Exercise —
Copy each line that has the string "Chavigny" somewhere in it.

======== Given data

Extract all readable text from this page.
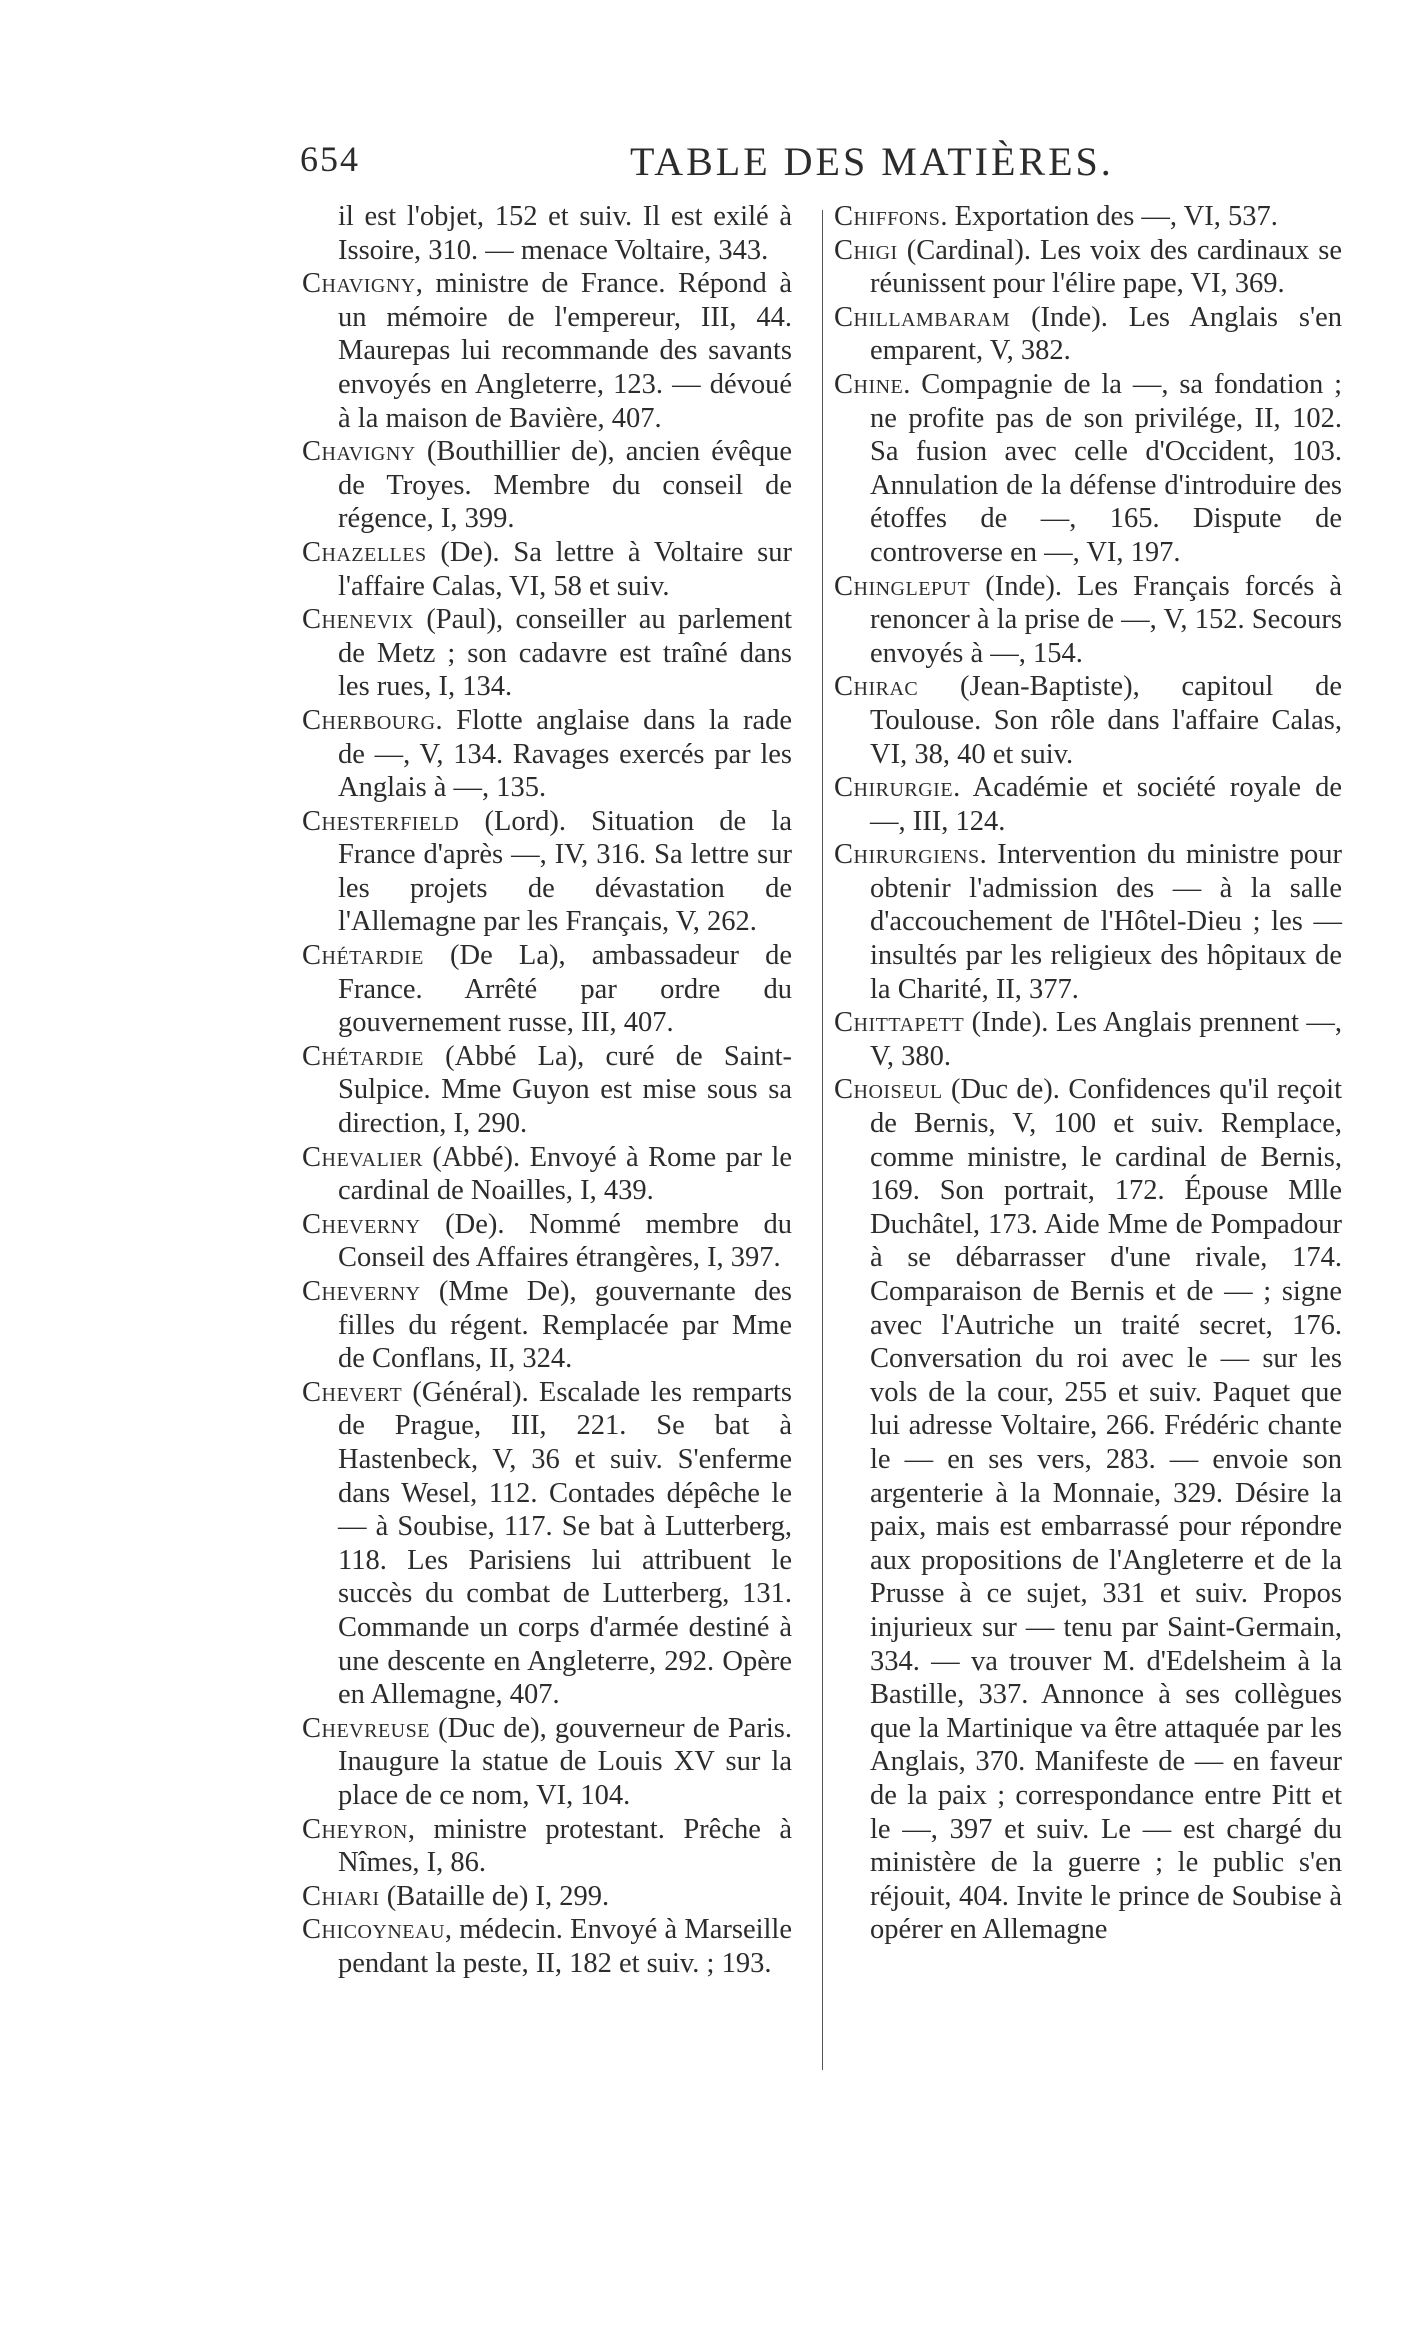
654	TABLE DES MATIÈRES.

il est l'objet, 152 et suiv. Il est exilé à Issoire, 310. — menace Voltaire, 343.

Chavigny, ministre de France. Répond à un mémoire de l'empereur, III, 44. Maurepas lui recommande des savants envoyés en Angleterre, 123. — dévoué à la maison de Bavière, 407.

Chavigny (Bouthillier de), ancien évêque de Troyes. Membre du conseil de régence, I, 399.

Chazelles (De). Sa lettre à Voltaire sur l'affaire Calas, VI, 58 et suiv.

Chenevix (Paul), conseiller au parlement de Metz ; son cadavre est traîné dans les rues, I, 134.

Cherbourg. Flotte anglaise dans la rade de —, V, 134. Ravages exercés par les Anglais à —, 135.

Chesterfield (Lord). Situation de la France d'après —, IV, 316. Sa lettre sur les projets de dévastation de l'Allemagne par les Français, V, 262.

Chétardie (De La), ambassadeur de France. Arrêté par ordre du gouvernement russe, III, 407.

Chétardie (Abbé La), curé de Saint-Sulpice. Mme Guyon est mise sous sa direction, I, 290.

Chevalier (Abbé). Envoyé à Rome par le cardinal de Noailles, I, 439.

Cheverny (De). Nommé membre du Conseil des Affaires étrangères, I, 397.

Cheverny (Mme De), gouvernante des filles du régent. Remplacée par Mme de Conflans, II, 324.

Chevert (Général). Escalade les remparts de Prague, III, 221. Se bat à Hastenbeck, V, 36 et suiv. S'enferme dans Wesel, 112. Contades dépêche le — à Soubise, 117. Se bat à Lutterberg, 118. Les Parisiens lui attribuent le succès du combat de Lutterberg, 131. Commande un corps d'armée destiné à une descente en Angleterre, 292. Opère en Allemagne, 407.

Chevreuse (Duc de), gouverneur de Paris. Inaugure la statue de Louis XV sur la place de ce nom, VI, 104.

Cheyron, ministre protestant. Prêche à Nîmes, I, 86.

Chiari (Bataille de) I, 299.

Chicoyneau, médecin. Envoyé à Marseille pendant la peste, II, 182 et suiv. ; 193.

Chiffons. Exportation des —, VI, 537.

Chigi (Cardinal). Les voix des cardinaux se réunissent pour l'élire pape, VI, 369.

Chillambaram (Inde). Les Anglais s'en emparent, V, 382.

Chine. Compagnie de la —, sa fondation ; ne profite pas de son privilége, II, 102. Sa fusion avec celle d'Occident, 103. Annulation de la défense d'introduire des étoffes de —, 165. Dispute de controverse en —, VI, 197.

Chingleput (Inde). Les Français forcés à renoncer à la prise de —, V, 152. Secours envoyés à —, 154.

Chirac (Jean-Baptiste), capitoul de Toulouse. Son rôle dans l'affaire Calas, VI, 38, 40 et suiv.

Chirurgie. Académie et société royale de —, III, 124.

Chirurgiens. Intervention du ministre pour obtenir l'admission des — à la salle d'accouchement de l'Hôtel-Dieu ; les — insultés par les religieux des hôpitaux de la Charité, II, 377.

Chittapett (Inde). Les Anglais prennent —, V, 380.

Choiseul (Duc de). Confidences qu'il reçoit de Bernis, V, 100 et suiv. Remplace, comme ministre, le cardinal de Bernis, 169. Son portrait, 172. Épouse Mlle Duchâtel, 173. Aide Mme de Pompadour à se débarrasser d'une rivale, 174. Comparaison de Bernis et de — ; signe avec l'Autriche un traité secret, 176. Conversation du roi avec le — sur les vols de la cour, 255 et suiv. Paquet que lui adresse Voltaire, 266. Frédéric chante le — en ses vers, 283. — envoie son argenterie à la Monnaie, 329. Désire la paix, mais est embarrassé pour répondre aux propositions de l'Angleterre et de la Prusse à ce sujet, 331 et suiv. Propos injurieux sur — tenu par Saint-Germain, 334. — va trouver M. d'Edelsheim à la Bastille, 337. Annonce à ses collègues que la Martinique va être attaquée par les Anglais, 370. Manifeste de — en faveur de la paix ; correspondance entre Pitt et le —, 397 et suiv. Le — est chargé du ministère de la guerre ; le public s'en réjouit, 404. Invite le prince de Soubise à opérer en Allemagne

================

Result —
Chavigny, ministre de France. Répond à un mémoire de l'empereur, III, 44. Maurepas lui recommande des savants envoyés en Angleterre, 123. — dévoué à la maison de Bavière, 407.
Chavigny (Bouthillier de), ancien évêque de Troyes. Membre du conseil de régence, I, 399.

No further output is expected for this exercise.